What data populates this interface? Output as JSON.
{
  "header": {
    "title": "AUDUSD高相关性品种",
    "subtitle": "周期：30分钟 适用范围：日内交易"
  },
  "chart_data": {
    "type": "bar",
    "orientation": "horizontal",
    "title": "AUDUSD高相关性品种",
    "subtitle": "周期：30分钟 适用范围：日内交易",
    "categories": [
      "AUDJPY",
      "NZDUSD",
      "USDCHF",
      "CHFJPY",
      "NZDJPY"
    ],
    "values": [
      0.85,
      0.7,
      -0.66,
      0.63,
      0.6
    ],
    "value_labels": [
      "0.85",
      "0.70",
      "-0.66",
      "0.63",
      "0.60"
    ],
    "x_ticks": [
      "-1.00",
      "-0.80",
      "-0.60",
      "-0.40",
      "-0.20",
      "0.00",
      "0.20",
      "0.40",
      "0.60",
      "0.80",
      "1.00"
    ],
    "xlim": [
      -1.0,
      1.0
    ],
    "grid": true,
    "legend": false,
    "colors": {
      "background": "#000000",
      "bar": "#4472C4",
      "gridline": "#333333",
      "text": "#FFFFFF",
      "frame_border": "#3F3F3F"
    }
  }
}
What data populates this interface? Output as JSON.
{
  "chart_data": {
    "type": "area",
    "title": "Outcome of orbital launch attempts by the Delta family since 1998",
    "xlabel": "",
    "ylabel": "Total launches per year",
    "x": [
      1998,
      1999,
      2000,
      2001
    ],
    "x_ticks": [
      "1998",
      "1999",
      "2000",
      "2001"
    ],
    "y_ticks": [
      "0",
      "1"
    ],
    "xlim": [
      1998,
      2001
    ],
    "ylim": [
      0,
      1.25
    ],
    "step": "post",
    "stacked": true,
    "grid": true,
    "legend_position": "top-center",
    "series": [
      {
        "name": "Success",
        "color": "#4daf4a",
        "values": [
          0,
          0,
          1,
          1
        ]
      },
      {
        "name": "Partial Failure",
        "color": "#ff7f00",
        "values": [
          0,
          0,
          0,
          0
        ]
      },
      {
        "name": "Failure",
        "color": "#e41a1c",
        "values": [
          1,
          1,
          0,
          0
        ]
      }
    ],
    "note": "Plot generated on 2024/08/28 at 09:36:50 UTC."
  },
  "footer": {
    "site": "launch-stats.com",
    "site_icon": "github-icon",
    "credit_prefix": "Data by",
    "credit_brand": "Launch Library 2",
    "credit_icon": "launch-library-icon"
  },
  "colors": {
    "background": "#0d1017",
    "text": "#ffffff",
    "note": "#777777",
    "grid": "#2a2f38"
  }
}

Stated exercise: Gather each line in these records that contains the string "subtitle".

Result of this task:
    "subtitle": "周期：30分钟 适用范围：日内交易"
    "subtitle": "周期：30分钟 适用范围：日内交易",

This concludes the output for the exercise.